INSTRUCTIONS:
- 1) According to the pricing text, in which months are large-screen TVs and other consumer electronics promotionally priced?
- 2) Reproduce the pricing text from the words "The pricing may" down to the words "instead of $200,000.".

QUOTED TEXT:
Instead of appealing to the rational side of the consumer, this strategy appeals to their
emotional side.

The pricing may aim to strike a thrifty note with a bargain or stir up feelings of prestige with
a high-end item. Use psychological pricing to choose an appealing price based on the needs
and wants of your target audience.

The odd pricing strategy prices products just below the whole dollar amount. For example,
instead of charge $5 for a product you might charge $4.99.

Buyers associate the price closer to $4 than $5 even though it is only one cent less. Similar
strategies are used for larger dollar amounts. For example, a home might be priced at
$199,500 instead of $200,000.

You might also aim to stay underneath a particular price point such as under $100. The
discounting strategy attracts customers who feel they are getting a deal with a temporary
price reduction.

Price lining involves distinct lines of products, each in a distinct price range, such as budget,
mid-range and high-end. Additional features on the upgraded lines don't typically cost much
but allow you to increase the price significantly.

Promotional Pricing

With promotional pricing, companies will temporarily price their products below list price
and sometimes even below cost to create buying excitement and urgency. Promotional
pricing takes several forms.
A seller may simply offer discounts from normal prices to increase sales and reduce
inventories.
Sellers also use special-event pricing in certain seasons to draw more customers. Thus,
large-screen TVs and other consumer electronics are promotionally priced in November and
December to attract holiday shoppers into the stores.
Manufacturers sometimes offer cash rebates to consumers who buy the product from
dealers within a specified time; the manufacturer sends the rebate directly to the customer.
Rebates have been popular with automakers and producers of cell phones and small
appliances, but they are also used with consumer packaged goods.
Some manufacturers offer low interest financing, longer warranties, or free maintenance to
reduce the consumer’s “price.”

RECORD LIST:
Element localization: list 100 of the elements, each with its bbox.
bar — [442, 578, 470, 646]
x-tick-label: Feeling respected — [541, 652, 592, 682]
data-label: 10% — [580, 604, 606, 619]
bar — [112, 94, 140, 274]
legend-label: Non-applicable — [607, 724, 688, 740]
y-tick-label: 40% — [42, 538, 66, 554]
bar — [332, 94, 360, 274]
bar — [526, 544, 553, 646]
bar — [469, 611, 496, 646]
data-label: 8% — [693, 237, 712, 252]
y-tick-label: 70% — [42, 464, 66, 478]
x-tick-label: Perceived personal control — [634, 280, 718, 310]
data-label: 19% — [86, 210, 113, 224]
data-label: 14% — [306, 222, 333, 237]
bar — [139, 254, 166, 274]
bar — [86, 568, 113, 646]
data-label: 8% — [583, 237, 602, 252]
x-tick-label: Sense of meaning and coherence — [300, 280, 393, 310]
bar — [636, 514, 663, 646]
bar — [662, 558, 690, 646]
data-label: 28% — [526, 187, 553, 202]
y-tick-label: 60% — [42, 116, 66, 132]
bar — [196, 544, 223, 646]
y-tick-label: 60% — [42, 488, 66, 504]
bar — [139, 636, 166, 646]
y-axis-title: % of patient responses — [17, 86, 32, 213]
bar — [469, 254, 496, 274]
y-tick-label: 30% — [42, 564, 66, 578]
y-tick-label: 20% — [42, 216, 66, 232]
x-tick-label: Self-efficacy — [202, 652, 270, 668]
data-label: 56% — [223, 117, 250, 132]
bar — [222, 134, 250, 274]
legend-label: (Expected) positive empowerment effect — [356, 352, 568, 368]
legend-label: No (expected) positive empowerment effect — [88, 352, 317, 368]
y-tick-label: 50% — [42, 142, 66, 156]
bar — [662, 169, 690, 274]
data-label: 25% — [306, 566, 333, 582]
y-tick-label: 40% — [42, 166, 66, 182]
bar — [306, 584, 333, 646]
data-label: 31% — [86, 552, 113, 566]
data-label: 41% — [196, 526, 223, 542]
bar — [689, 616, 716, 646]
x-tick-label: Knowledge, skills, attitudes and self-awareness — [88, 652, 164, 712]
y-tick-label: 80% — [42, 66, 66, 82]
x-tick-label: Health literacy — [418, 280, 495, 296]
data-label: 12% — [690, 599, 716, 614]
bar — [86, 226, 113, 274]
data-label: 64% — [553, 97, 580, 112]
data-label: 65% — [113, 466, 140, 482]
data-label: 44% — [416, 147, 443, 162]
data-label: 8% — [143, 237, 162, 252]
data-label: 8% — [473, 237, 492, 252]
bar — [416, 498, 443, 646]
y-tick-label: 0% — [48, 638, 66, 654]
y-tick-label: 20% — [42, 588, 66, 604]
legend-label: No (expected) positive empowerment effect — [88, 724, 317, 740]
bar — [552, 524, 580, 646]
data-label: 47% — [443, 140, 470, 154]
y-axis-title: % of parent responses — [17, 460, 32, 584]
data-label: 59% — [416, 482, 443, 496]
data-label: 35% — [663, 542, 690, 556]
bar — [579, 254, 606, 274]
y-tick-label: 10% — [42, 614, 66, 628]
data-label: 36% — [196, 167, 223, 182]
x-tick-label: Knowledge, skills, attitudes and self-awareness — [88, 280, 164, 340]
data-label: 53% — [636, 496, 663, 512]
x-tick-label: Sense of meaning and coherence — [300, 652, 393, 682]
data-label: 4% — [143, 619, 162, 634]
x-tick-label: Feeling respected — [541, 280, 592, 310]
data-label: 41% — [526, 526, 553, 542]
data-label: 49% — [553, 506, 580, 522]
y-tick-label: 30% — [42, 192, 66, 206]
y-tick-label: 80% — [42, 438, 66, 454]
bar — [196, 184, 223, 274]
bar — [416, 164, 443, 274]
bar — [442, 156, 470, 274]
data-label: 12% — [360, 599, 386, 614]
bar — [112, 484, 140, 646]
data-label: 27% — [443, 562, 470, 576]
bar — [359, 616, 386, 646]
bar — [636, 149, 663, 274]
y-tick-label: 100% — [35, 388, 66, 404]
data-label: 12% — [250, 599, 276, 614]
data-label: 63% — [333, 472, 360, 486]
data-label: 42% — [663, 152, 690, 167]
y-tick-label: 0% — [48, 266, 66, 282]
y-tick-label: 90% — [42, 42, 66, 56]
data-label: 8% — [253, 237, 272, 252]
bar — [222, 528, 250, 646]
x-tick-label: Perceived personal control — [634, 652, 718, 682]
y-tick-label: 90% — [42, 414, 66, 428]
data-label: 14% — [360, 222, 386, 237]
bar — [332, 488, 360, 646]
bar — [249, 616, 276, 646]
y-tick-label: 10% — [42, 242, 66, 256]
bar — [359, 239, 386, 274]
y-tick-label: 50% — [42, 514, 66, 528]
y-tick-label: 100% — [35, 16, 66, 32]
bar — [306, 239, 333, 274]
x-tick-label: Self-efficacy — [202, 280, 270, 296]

ANSWERS TO THE PROBLEMS:
- 1) November and December.

- 2)
The pricing may aim to strike a thrifty note with a bargain or stir up feelings of prestige with
a high-end item. Use psychological pricing to choose an appealing price based on the needs
and wants of your target audience.

The odd pricing strategy prices products just below the whole dollar amount. For example,
instead of charge $5 for a product you might charge $4.99.

Buyers associate the price closer to $4 than $5 even though it is only one cent less. Similar
strategies are used for larger dollar amounts. For example, a home might be priced at
$199,500 instead of $200,000.